**YOUR GOAL**
Can you transcribe every record below exactly as it appears?

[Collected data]
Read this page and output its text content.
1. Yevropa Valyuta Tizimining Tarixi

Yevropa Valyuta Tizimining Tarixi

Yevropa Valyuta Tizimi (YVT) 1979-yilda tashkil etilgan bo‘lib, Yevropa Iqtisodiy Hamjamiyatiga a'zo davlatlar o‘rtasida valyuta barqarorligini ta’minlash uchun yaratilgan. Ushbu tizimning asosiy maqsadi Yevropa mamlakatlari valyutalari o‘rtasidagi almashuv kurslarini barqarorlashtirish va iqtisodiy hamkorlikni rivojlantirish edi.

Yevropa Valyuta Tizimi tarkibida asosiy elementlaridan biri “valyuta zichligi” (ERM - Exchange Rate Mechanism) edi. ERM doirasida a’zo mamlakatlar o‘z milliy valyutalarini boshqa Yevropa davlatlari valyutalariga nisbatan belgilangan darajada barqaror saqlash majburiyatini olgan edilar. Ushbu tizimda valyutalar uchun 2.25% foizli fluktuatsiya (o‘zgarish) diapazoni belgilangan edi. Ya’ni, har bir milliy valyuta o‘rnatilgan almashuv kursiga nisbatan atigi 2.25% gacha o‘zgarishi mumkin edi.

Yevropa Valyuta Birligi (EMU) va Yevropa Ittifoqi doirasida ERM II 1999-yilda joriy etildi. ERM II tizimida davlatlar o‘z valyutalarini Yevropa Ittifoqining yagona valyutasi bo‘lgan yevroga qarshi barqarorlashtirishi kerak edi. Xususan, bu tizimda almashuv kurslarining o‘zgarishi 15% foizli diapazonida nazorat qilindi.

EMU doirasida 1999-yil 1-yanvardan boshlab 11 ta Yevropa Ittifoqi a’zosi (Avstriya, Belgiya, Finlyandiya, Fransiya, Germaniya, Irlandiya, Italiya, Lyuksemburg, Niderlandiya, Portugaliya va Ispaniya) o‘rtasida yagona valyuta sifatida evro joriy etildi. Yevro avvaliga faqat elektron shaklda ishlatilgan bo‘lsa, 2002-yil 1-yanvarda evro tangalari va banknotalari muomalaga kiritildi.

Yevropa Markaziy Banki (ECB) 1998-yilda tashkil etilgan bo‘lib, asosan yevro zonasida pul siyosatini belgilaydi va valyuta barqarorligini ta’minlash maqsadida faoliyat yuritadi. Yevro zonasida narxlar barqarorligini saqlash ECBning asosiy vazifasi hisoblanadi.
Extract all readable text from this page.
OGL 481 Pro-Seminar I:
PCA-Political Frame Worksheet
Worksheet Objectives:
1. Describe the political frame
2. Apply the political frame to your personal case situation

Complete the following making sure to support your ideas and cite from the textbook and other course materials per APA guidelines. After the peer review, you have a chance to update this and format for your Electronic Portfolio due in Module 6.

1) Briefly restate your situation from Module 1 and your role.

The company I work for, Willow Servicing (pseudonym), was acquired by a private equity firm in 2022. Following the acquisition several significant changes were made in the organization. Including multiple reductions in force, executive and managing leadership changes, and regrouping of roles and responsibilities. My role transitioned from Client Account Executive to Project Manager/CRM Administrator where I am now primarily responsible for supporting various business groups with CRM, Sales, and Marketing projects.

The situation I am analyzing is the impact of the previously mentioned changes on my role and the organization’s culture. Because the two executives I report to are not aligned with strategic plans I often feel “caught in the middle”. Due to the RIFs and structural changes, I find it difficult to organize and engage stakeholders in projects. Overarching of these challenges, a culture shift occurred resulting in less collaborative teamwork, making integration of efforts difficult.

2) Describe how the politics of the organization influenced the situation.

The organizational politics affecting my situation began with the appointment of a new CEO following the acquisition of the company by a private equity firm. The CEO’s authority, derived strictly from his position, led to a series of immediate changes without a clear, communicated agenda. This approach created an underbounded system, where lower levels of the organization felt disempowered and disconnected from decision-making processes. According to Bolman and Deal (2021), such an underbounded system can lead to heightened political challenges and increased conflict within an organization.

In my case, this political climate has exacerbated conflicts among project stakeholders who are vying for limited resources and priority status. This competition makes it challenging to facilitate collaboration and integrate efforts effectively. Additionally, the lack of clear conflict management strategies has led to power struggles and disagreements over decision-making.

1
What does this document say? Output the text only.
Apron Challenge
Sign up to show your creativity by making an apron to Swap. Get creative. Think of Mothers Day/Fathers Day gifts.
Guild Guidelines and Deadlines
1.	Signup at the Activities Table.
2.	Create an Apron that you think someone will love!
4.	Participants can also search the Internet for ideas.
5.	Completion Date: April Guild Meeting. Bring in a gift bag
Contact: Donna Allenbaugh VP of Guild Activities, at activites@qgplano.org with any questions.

**RESULT FOR THIS EXERCISE**
Read this page and output its text content.
1. Yevropa Valyuta Tizimining Tarixi

Yevropa Valyuta Tizimining Tarixi

Yevropa Valyuta Tizimi (YVT) 1979-yilda tashkil etilgan bo‘lib, Yevropa Iqtisodiy Hamjamiyatiga a'zo davlatlar o‘rtasida valyuta barqarorligini ta’minlash uchun yaratilgan. Ushbu tizimning asosiy maqsadi Yevropa mamlakatlari valyutalari o‘rtasidagi almashuv kurslarini barqarorlashtirish va iqtisodiy hamkorlikni rivojlantirish edi.

Yevropa Valyuta Tizimi tarkibida asosiy elementlaridan biri “valyuta zichligi” (ERM - Exchange Rate Mechanism) edi. ERM doirasida a’zo mamlakatlar o‘z milliy valyutalarini boshqa Yevropa davlatlari valyutalariga nisbatan belgilangan darajada barqaror saqlash majburiyatini olgan edilar. Ushbu tizimda valyutalar uchun 2.25% foizli fluktuatsiya (o‘zgarish) diapazoni belgilangan edi. Ya’ni, har bir milliy valyuta o‘rnatilgan almashuv kursiga nisbatan atigi 2.25% gacha o‘zgarishi mumkin edi.

Yevropa Valyuta Birligi (EMU) va Yevropa Ittifoqi doirasida ERM II 1999-yilda joriy etildi. ERM II tizimida davlatlar o‘z valyutalarini Yevropa Ittifoqining yagona valyutasi bo‘lgan yevroga qarshi barqarorlashtirishi kerak edi. Xususan, bu tizimda almashuv kurslarining o‘zgarishi 15% foizli diapazonida nazorat qilindi.

EMU doirasida 1999-yil 1-yanvardan boshlab 11 ta Yevropa Ittifoqi a’zosi (Avstriya, Belgiya, Finlyandiya, Fransiya, Germaniya, Irlandiya, Italiya, Lyuksemburg, Niderlandiya, Portugaliya va Ispaniya) o‘rtasida yagona valyuta sifatida evro joriy etildi. Yevro avvaliga faqat elektron shaklda ishlatilgan bo‘lsa, 2002-yil 1-yanvarda evro tangalari va banknotalari muomalaga kiritildi.

Yevropa Markaziy Banki (ECB) 1998-yilda tashkil etilgan bo‘lib, asosan yevro zonasida pul siyosatini belgilaydi va valyuta barqarorligini ta’minlash maqsadida faoliyat yuritadi. Yevro zonasida narxlar barqarorligini saqlash ECBning asosiy vazifasi hisoblanadi.
Extract all readable text from this page.
OGL 481 Pro-Seminar I:
PCA-Political Frame Worksheet
Worksheet Objectives:
1. Describe the political frame
2. Apply the political frame to your personal case situation

Complete the following making sure to support your ideas and cite from the textbook and other course materials per APA guidelines. After the peer review, you have a chance to update this and format for your Electronic Portfolio due in Module 6.

1) Briefly restate your situation from Module 1 and your role.

The company I work for, Willow Servicing (pseudonym), was acquired by a private equity firm in 2022. Following the acquisition several significant changes were made in the organization. Including multiple reductions in force, executive and managing leadership changes, and regrouping of roles and responsibilities. My role transitioned from Client Account Executive to Project Manager/CRM Administrator where I am now primarily responsible for supporting various business groups with CRM, Sales, and Marketing projects.

The situation I am analyzing is the impact of the previously mentioned changes on my role and the organization’s culture. Because the two executives I report to are not aligned with strategic plans I often feel “caught in the middle”. Due to the RIFs and structural changes, I find it difficult to organize and engage stakeholders in projects. Overarching of these challenges, a culture shift occurred resulting in less collaborative teamwork, making integration of efforts difficult.

2) Describe how the politics of the organization influenced the situation.

The organizational politics affecting my situation began with the appointment of a new CEO following the acquisition of the company by a private equity firm. The CEO’s authority, derived strictly from his position, led to a series of immediate changes without a clear, communicated agenda. This approach created an underbounded system, where lower levels of the organization felt disempowered and disconnected from decision-making processes. According to Bolman and Deal (2021), such an underbounded system can lead to heightened political challenges and increased conflict within an organization.

In my case, this political climate has exacerbated conflicts among project stakeholders who are vying for limited resources and priority status. This competition makes it challenging to facilitate collaboration and integrate efforts effectively. Additionally, the lack of clear conflict management strategies has led to power struggles and disagreements over decision-making.

1
What does this document say? Output the text only.
Apron Challenge
Sign up to show your creativity by making an apron to Swap. Get creative. Think of Mothers Day/Fathers Day gifts.
Guild Guidelines and Deadlines
1.	Signup at the Activities Table.
2.	Create an Apron that you think someone will love!
4.	Participants can also search the Internet for ideas.
5.	Completion Date: April Guild Meeting. Bring in a gift bag
Contact: Donna Allenbaugh VP of Guild Activities, at activites@qgplano.org with any questions.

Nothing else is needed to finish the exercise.